Return every line below verbatim, in the same order, changing nothing.

### Material for the task
·····

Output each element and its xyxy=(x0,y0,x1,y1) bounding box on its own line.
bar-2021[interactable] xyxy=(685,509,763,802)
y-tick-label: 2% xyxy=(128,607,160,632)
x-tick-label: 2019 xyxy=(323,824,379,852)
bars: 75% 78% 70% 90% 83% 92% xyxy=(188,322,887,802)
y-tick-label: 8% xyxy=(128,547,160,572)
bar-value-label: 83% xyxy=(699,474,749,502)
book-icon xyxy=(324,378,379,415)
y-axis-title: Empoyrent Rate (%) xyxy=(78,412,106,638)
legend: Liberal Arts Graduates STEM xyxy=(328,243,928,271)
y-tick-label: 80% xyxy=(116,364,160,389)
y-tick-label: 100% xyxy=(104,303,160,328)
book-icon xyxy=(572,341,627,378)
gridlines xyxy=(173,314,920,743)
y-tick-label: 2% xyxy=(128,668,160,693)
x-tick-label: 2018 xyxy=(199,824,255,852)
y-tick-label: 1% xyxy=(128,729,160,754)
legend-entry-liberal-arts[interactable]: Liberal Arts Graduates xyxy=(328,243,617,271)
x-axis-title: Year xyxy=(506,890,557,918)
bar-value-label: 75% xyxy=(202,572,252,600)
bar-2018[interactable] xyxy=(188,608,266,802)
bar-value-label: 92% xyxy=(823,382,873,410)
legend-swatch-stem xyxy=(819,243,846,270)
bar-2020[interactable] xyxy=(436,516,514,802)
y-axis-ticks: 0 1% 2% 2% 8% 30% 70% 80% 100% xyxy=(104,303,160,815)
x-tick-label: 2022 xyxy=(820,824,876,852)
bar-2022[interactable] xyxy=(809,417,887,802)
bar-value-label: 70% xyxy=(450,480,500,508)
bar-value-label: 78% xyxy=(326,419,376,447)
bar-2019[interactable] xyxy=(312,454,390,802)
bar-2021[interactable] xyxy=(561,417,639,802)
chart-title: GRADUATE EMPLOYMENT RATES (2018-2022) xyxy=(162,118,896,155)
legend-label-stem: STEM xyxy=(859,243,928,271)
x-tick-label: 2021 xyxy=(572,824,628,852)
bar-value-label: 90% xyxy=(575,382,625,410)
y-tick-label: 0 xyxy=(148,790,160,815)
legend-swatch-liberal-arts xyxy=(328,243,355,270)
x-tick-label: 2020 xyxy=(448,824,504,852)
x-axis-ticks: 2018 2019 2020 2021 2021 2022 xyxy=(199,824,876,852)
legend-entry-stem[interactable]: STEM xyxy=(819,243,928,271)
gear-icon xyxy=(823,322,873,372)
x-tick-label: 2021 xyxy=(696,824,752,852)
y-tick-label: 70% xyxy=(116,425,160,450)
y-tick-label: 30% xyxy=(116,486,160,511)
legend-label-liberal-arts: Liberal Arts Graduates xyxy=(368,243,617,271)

·····

### Task response
Output each element and its xyxy=(x0,y0,x1,y1) bounding box on its own line.
bar-2021[interactable] xyxy=(685,509,763,802)
y-tick-label: 2% xyxy=(128,607,160,632)
x-tick-label: 2019 xyxy=(323,824,379,852)
bars: 75% 78% 70% 90% 83% 92% xyxy=(188,322,887,802)
y-tick-label: 8% xyxy=(128,547,160,572)
bar-value-label: 83% xyxy=(699,474,749,502)
book-icon xyxy=(324,378,379,415)
y-axis-title: Empoyrent Rate (%) xyxy=(78,412,106,638)
legend: Liberal Arts Graduates STEM xyxy=(328,243,928,271)
y-tick-label: 80% xyxy=(116,364,160,389)
y-tick-label: 100% xyxy=(104,303,160,328)
book-icon xyxy=(572,341,627,378)
gridlines xyxy=(173,314,920,743)
y-tick-label: 2% xyxy=(128,668,160,693)
x-tick-label: 2018 xyxy=(199,824,255,852)
y-tick-label: 1% xyxy=(128,729,160,754)
legend-entry-liberal-arts[interactable]: Liberal Arts Graduates xyxy=(328,243,617,271)
x-axis-title: Year xyxy=(506,890,557,918)
bar-value-label: 75% xyxy=(202,572,252,600)
bar-2018[interactable] xyxy=(188,608,266,802)
bar-value-label: 92% xyxy=(823,382,873,410)
legend-swatch-stem xyxy=(819,243,846,270)
bar-2020[interactable] xyxy=(436,516,514,802)
y-axis-ticks: 0 1% 2% 2% 8% 30% 70% 80% 100% xyxy=(104,303,160,815)
x-tick-label: 2022 xyxy=(820,824,876,852)
bar-2022[interactable] xyxy=(809,417,887,802)
bar-value-label: 70% xyxy=(450,480,500,508)
bar-value-label: 78% xyxy=(326,419,376,447)
bar-2019[interactable] xyxy=(312,454,390,802)
bar-2021[interactable] xyxy=(561,417,639,802)
chart-title: GRADUATE EMPLOYMENT RATES (2018-2022) xyxy=(162,118,896,155)
legend-label-stem: STEM xyxy=(859,243,928,271)
x-tick-label: 2021 xyxy=(572,824,628,852)
bar-value-label: 90% xyxy=(575,382,625,410)
y-tick-label: 0 xyxy=(148,790,160,815)
legend-swatch-liberal-arts xyxy=(328,243,355,270)
x-tick-label: 2020 xyxy=(448,824,504,852)
x-axis-ticks: 2018 2019 2020 2021 2021 2022 xyxy=(199,824,876,852)
legend-entry-stem[interactable]: STEM xyxy=(819,243,928,271)
gear-icon xyxy=(823,322,873,372)
x-tick-label: 2021 xyxy=(696,824,752,852)
y-tick-label: 70% xyxy=(116,425,160,450)
y-tick-label: 30% xyxy=(116,486,160,511)
legend-label-liberal-arts: Liberal Arts Graduates xyxy=(368,243,617,271)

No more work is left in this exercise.